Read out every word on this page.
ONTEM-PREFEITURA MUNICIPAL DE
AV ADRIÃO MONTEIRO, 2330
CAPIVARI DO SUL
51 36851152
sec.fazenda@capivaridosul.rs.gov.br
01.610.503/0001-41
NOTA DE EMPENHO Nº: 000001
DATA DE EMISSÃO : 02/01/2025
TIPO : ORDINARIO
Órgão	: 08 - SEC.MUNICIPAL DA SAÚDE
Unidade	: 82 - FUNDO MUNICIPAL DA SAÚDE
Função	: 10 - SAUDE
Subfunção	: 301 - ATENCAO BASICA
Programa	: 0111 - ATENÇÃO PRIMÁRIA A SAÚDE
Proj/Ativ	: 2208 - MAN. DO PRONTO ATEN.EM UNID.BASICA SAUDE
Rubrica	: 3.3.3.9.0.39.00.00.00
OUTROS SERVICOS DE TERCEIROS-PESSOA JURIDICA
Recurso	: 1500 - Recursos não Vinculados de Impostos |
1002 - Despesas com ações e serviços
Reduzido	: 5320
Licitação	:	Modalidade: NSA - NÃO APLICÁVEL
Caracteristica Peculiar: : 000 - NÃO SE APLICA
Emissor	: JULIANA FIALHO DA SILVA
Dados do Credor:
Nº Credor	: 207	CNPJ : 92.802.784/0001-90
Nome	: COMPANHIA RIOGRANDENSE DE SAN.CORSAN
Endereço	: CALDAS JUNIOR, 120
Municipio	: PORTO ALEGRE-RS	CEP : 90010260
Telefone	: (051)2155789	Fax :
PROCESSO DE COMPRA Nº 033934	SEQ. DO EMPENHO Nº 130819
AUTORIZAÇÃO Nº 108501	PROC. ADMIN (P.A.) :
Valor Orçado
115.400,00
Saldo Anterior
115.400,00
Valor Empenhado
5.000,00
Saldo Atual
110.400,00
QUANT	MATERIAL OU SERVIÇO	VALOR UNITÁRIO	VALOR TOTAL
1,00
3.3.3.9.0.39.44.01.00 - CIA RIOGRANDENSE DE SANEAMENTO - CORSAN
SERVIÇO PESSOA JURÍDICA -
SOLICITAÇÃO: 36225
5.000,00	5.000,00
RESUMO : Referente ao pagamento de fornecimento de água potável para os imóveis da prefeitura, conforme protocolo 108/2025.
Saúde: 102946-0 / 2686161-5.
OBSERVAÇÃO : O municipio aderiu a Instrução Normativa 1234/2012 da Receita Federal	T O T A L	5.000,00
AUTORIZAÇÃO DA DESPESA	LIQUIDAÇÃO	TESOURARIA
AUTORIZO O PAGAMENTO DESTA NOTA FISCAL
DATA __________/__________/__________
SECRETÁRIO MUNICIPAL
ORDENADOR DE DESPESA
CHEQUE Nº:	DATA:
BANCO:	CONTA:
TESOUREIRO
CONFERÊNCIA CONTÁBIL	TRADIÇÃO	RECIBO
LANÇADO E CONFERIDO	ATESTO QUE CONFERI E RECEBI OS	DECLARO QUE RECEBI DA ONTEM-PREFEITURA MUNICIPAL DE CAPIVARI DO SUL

+++++

Lines from the records above that hold "EMPENHO" are the ones to list.

NOTA DE EMPENHO Nº: 000001
PROCESSO DE COMPRA Nº 033934	SEQ. DO EMPENHO Nº 130819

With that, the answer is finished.